## BEGIN INPUT ROWS

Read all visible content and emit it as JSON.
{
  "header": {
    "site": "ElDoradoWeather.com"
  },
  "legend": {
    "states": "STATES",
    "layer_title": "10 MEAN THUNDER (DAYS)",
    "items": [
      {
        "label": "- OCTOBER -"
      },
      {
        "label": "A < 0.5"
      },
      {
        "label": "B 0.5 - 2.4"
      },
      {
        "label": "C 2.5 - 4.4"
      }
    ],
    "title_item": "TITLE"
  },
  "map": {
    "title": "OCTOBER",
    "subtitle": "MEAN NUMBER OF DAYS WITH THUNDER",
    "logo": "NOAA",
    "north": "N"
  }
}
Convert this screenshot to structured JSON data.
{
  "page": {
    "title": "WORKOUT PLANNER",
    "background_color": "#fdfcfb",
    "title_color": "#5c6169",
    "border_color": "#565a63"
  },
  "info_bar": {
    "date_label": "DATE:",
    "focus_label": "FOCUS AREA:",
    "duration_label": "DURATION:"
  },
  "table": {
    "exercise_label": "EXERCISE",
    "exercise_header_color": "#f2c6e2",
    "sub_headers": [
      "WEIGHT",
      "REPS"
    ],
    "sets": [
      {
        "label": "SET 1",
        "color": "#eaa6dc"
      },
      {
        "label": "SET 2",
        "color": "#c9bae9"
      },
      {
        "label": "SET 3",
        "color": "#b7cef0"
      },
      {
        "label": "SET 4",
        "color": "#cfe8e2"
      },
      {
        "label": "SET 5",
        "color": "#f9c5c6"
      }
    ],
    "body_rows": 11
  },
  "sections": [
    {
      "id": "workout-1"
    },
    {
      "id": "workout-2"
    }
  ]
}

## END INPUT ROWS

(PROMPT)
Filter out all lines lacking the word "THUNDER" and copy the rest.

(EXPECTED ANSWER)
    "layer_title": "10 MEAN THUNDER (DAYS)",
    "subtitle": "MEAN NUMBER OF DAYS WITH THUNDER",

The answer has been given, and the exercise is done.